- _The problem_: The entire listing is to be repeated verbatim.

- _Dataset rows_:

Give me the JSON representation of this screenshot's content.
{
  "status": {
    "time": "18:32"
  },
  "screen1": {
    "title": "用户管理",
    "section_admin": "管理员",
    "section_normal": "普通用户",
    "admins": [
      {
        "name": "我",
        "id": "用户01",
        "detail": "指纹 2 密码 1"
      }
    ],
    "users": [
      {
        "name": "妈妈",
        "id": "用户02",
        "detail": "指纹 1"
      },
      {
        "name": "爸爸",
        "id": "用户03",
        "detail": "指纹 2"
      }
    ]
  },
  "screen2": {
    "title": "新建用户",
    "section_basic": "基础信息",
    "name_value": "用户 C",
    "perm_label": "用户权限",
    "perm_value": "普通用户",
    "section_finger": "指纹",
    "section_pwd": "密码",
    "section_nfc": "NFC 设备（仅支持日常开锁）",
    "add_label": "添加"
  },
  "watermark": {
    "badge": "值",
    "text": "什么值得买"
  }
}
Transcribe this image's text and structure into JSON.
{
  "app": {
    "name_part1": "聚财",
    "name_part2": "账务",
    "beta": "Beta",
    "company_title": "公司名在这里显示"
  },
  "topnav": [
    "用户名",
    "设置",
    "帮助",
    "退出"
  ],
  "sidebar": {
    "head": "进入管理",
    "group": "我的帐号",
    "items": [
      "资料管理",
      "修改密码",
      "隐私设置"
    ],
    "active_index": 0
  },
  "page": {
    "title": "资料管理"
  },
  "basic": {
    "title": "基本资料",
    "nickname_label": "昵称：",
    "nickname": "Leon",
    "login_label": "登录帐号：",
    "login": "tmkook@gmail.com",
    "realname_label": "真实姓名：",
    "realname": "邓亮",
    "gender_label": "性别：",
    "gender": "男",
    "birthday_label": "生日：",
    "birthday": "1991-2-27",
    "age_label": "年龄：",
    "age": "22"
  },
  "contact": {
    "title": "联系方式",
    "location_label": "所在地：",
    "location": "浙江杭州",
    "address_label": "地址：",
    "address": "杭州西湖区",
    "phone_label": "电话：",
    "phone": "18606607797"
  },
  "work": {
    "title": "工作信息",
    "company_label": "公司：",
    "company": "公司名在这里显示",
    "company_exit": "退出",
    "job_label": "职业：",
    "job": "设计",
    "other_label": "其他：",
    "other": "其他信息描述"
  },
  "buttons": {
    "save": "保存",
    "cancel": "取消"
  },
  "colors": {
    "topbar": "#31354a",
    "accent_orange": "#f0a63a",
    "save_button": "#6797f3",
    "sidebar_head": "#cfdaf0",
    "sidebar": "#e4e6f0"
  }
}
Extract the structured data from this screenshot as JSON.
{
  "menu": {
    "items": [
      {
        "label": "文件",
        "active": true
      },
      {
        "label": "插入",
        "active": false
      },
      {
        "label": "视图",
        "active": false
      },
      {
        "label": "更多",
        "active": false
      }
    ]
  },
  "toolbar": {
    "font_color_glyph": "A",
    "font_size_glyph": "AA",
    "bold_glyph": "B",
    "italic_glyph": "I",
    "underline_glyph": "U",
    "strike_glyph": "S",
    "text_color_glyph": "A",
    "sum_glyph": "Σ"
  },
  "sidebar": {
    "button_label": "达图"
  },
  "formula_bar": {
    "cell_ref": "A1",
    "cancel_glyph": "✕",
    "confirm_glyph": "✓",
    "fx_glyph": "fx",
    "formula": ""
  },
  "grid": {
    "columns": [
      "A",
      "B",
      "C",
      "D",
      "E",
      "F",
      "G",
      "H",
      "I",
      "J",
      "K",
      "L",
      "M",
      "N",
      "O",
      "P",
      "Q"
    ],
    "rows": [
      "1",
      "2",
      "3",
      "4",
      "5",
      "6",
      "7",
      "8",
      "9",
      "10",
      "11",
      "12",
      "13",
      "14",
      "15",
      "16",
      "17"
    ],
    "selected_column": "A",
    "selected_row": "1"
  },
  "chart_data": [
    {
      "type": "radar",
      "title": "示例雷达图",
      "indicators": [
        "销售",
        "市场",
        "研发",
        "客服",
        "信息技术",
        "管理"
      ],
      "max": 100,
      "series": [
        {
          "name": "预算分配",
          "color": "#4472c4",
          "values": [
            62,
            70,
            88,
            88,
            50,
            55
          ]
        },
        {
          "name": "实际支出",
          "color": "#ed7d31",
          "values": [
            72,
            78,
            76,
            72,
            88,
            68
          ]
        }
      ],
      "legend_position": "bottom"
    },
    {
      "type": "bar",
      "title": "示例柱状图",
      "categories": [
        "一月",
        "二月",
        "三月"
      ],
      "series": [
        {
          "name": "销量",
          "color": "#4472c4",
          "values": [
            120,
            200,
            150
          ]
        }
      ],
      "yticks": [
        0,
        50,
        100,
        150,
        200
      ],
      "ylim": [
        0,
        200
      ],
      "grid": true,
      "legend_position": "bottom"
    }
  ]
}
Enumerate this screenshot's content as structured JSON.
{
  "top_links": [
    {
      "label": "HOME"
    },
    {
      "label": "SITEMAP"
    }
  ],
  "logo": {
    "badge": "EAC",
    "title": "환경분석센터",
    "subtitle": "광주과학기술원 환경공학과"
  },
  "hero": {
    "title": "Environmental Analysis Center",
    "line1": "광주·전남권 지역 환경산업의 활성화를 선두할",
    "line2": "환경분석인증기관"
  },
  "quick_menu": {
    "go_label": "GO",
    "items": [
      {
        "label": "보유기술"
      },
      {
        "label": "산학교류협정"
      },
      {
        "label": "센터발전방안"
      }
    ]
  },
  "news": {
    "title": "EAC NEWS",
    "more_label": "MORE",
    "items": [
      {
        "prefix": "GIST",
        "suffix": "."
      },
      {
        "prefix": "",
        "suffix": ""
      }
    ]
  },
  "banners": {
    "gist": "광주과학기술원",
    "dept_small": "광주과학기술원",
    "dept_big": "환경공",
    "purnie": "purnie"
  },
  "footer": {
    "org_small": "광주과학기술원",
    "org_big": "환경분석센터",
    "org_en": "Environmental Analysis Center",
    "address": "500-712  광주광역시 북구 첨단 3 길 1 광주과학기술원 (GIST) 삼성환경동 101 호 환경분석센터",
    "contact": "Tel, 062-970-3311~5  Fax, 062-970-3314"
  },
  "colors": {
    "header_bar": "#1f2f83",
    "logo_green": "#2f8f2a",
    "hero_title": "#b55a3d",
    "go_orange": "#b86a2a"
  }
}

- _Final result_:
Give me the JSON representation of this screenshot's content.
{
  "status": {
    "time": "18:32"
  },
  "screen1": {
    "title": "用户管理",
    "section_admin": "管理员",
    "section_normal": "普通用户",
    "admins": [
      {
        "name": "我",
        "id": "用户01",
        "detail": "指纹 2 密码 1"
      }
    ],
    "users": [
      {
        "name": "妈妈",
        "id": "用户02",
        "detail": "指纹 1"
      },
      {
        "name": "爸爸",
        "id": "用户03",
        "detail": "指纹 2"
      }
    ]
  },
  "screen2": {
    "title": "新建用户",
    "section_basic": "基础信息",
    "name_value": "用户 C",
    "perm_label": "用户权限",
    "perm_value": "普通用户",
    "section_finger": "指纹",
    "section_pwd": "密码",
    "section_nfc": "NFC 设备（仅支持日常开锁）",
    "add_label": "添加"
  },
  "watermark": {
    "badge": "值",
    "text": "什么值得买"
  }
}
Transcribe this image's text and structure into JSON.
{
  "app": {
    "name_part1": "聚财",
    "name_part2": "账务",
    "beta": "Beta",
    "company_title": "公司名在这里显示"
  },
  "topnav": [
    "用户名",
    "设置",
    "帮助",
    "退出"
  ],
  "sidebar": {
    "head": "进入管理",
    "group": "我的帐号",
    "items": [
      "资料管理",
      "修改密码",
      "隐私设置"
    ],
    "active_index": 0
  },
  "page": {
    "title": "资料管理"
  },
  "basic": {
    "title": "基本资料",
    "nickname_label": "昵称：",
    "nickname": "Leon",
    "login_label": "登录帐号：",
    "login": "tmkook@gmail.com",
    "realname_label": "真实姓名：",
    "realname": "邓亮",
    "gender_label": "性别：",
    "gender": "男",
    "birthday_label": "生日：",
    "birthday": "1991-2-27",
    "age_label": "年龄：",
    "age": "22"
  },
  "contact": {
    "title": "联系方式",
    "location_label": "所在地：",
    "location": "浙江杭州",
    "address_label": "地址：",
    "address": "杭州西湖区",
    "phone_label": "电话：",
    "phone": "18606607797"
  },
  "work": {
    "title": "工作信息",
    "company_label": "公司：",
    "company": "公司名在这里显示",
    "company_exit": "退出",
    "job_label": "职业：",
    "job": "设计",
    "other_label": "其他：",
    "other": "其他信息描述"
  },
  "buttons": {
    "save": "保存",
    "cancel": "取消"
  },
  "colors": {
    "topbar": "#31354a",
    "accent_orange": "#f0a63a",
    "save_button": "#6797f3",
    "sidebar_head": "#cfdaf0",
    "sidebar": "#e4e6f0"
  }
}
Extract the structured data from this screenshot as JSON.
{
  "menu": {
    "items": [
      {
        "label": "文件",
        "active": true
      },
      {
        "label": "插入",
        "active": false
      },
      {
        "label": "视图",
        "active": false
      },
      {
        "label": "更多",
        "active": false
      }
    ]
  },
  "toolbar": {
    "font_color_glyph": "A",
    "font_size_glyph": "AA",
    "bold_glyph": "B",
    "italic_glyph": "I",
    "underline_glyph": "U",
    "strike_glyph": "S",
    "text_color_glyph": "A",
    "sum_glyph": "Σ"
  },
  "sidebar": {
    "button_label": "达图"
  },
  "formula_bar": {
    "cell_ref": "A1",
    "cancel_glyph": "✕",
    "confirm_glyph": "✓",
    "fx_glyph": "fx",
    "formula": ""
  },
  "grid": {
    "columns": [
      "A",
      "B",
      "C",
      "D",
      "E",
      "F",
      "G",
      "H",
      "I",
      "J",
      "K",
      "L",
      "M",
      "N",
      "O",
      "P",
      "Q"
    ],
    "rows": [
      "1",
      "2",
      "3",
      "4",
      "5",
      "6",
      "7",
      "8",
      "9",
      "10",
      "11",
      "12",
      "13",
      "14",
      "15",
      "16",
      "17"
    ],
    "selected_column": "A",
    "selected_row": "1"
  },
  "chart_data": [
    {
      "type": "radar",
      "title": "示例雷达图",
      "indicators": [
        "销售",
        "市场",
        "研发",
        "客服",
        "信息技术",
        "管理"
      ],
      "max": 100,
      "series": [
        {
          "name": "预算分配",
          "color": "#4472c4",
          "values": [
            62,
            70,
            88,
            88,
            50,
            55
          ]
        },
        {
          "name": "实际支出",
          "color": "#ed7d31",
          "values": [
            72,
            78,
            76,
            72,
            88,
            68
          ]
        }
      ],
      "legend_position": "bottom"
    },
    {
      "type": "bar",
      "title": "示例柱状图",
      "categories": [
        "一月",
        "二月",
        "三月"
      ],
      "series": [
        {
          "name": "销量",
          "color": "#4472c4",
          "values": [
            120,
            200,
            150
          ]
        }
      ],
      "yticks": [
        0,
        50,
        100,
        150,
        200
      ],
      "ylim": [
        0,
        200
      ],
      "grid": true,
      "legend_position": "bottom"
    }
  ]
}
Enumerate this screenshot's content as structured JSON.
{
  "top_links": [
    {
      "label": "HOME"
    },
    {
      "label": "SITEMAP"
    }
  ],
  "logo": {
    "badge": "EAC",
    "title": "환경분석센터",
    "subtitle": "광주과학기술원 환경공학과"
  },
  "hero": {
    "title": "Environmental Analysis Center",
    "line1": "광주·전남권 지역 환경산업의 활성화를 선두할",
    "line2": "환경분석인증기관"
  },
  "quick_menu": {
    "go_label": "GO",
    "items": [
      {
        "label": "보유기술"
      },
      {
        "label": "산학교류협정"
      },
      {
        "label": "센터발전방안"
      }
    ]
  },
  "news": {
    "title": "EAC NEWS",
    "more_label": "MORE",
    "items": [
      {
        "prefix": "GIST",
        "suffix": "."
      },
      {
        "prefix": "",
        "suffix": ""
      }
    ]
  },
  "banners": {
    "gist": "광주과학기술원",
    "dept_small": "광주과학기술원",
    "dept_big": "환경공",
    "purnie": "purnie"
  },
  "footer": {
    "org_small": "광주과학기술원",
    "org_big": "환경분석센터",
    "org_en": "Environmental Analysis Center",
    "address": "500-712  광주광역시 북구 첨단 3 길 1 광주과학기술원 (GIST) 삼성환경동 101 호 환경분석센터",
    "contact": "Tel, 062-970-3311~5  Fax, 062-970-3314"
  },
  "colors": {
    "header_bar": "#1f2f83",
    "logo_green": "#2f8f2a",
    "hero_title": "#b55a3d",
    "go_orange": "#b86a2a"
  }
}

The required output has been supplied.